#### [Data provided]

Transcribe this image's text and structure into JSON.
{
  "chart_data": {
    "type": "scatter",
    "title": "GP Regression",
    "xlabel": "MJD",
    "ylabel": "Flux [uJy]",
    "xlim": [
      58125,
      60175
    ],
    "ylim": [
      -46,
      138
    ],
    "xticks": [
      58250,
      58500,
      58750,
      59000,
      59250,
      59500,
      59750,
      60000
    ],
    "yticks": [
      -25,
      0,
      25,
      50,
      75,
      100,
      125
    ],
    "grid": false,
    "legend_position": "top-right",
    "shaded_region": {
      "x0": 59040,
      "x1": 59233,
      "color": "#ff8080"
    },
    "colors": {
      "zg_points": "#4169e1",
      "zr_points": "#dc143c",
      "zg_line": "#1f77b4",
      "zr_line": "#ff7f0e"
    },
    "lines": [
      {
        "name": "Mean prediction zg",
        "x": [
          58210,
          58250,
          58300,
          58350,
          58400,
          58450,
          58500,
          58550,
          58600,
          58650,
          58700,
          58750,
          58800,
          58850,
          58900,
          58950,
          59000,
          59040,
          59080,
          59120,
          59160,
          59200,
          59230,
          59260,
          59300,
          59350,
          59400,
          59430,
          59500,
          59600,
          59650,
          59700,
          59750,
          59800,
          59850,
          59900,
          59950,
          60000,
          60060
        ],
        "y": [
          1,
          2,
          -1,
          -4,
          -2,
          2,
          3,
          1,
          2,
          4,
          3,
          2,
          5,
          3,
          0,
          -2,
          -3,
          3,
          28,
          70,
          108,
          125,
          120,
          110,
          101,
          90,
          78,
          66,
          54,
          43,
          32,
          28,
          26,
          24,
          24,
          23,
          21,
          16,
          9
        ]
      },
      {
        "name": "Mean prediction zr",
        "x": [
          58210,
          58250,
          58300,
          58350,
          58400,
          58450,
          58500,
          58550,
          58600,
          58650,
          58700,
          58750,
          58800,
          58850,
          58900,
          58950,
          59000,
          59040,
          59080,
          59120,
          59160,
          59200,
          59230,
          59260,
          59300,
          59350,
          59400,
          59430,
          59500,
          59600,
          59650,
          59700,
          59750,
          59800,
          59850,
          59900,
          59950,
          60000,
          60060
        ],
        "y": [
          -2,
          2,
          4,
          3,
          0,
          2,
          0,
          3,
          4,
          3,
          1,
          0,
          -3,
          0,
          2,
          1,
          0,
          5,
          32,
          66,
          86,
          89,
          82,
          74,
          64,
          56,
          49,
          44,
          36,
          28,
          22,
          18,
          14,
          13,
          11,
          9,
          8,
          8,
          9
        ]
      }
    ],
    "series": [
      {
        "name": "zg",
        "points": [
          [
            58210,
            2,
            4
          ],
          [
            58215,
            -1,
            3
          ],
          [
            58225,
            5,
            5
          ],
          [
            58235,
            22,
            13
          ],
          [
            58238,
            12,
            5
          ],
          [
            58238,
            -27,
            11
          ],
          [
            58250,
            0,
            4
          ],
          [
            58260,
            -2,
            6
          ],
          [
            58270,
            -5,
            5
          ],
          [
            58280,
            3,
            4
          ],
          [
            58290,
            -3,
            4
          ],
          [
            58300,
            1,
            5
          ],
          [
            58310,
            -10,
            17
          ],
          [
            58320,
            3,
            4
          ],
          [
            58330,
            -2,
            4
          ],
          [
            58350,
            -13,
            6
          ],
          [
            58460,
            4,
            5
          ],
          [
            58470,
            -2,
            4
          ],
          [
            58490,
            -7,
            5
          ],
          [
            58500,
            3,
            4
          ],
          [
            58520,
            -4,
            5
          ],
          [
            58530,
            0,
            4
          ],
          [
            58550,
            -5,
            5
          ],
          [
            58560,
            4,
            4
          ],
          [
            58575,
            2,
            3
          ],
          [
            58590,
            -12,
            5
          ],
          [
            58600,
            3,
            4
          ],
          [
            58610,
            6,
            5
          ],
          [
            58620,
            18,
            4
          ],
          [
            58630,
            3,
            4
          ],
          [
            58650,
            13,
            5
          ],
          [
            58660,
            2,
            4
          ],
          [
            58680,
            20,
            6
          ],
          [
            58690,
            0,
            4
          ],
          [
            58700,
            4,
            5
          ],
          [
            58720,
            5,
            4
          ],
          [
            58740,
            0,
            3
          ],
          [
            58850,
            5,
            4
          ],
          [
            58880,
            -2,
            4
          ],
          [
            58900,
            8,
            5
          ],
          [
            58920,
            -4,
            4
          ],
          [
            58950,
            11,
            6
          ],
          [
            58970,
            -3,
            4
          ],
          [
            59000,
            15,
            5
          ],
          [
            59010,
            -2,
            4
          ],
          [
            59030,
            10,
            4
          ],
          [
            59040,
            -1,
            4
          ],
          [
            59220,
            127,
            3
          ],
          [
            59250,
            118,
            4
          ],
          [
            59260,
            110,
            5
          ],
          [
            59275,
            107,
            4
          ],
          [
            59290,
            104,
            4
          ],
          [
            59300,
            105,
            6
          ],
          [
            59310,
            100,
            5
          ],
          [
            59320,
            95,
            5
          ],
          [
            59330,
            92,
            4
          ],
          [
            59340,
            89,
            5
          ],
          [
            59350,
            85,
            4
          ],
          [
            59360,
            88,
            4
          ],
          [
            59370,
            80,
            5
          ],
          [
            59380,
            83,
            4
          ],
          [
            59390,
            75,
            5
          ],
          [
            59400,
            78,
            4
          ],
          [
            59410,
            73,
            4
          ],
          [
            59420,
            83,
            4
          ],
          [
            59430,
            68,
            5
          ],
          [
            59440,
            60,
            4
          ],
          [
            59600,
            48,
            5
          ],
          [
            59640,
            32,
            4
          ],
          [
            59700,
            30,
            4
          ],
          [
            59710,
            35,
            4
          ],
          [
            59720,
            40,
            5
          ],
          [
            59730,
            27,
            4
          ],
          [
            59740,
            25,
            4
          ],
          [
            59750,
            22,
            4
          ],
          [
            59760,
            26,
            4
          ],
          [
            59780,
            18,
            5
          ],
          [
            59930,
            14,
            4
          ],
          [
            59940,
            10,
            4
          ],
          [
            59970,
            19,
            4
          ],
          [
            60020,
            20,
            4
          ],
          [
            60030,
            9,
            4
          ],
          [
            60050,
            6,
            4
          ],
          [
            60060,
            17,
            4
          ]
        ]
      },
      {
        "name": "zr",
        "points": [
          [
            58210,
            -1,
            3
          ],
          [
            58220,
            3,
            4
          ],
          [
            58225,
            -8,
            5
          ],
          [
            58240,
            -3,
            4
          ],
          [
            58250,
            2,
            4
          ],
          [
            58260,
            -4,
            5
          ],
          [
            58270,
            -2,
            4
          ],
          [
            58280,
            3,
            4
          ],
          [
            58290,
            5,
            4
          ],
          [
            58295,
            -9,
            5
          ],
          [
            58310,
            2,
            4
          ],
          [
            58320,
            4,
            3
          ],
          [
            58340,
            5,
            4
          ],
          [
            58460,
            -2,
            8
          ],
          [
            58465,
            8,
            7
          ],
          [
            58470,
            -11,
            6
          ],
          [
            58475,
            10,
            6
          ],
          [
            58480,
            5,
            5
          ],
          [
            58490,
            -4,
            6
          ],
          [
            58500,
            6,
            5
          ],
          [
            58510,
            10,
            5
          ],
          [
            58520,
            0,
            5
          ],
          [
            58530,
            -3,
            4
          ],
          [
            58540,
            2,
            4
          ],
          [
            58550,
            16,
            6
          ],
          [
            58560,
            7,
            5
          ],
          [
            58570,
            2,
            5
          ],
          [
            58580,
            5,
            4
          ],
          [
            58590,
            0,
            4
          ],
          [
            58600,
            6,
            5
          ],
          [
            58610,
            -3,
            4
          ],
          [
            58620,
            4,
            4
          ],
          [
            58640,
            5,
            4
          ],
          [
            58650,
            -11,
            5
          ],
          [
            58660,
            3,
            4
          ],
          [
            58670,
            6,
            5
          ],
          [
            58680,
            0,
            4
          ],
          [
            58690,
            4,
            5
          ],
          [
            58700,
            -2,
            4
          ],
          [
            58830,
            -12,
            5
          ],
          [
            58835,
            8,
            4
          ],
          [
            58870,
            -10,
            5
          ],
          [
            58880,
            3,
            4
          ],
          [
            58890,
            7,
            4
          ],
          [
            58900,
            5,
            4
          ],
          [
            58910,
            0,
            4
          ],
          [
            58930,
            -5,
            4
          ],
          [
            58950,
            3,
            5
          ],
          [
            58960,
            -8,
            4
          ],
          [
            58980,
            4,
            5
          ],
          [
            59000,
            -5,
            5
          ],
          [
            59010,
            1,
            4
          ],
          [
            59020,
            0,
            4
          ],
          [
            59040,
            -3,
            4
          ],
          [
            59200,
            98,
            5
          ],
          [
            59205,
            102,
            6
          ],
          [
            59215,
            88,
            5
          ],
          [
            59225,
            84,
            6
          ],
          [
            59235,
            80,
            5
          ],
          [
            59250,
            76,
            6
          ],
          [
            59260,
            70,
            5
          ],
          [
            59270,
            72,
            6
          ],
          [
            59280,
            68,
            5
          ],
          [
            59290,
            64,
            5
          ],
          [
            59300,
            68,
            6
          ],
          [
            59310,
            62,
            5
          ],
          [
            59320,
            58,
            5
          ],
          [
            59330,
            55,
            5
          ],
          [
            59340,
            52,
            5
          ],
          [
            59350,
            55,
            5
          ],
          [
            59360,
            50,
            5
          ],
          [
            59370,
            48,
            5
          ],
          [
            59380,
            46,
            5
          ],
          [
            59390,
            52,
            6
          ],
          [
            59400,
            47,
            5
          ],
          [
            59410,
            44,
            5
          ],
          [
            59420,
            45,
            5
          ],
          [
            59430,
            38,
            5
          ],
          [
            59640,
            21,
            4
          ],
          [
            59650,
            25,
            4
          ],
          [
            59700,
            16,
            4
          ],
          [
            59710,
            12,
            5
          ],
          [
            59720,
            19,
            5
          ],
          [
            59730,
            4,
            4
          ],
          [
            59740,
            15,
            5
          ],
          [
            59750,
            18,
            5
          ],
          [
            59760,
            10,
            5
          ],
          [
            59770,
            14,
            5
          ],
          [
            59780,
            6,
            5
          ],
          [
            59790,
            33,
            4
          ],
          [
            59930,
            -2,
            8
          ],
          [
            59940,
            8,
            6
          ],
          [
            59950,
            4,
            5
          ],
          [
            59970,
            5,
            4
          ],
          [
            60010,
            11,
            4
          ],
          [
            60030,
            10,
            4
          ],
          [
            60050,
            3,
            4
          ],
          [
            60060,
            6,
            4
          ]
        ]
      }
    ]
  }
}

#### [Exercise]
Collect every line from the records above that contains the word "prediction".

#### [Solution to this exercise]
        "name": "Mean prediction zg",
        "name": "Mean prediction zr",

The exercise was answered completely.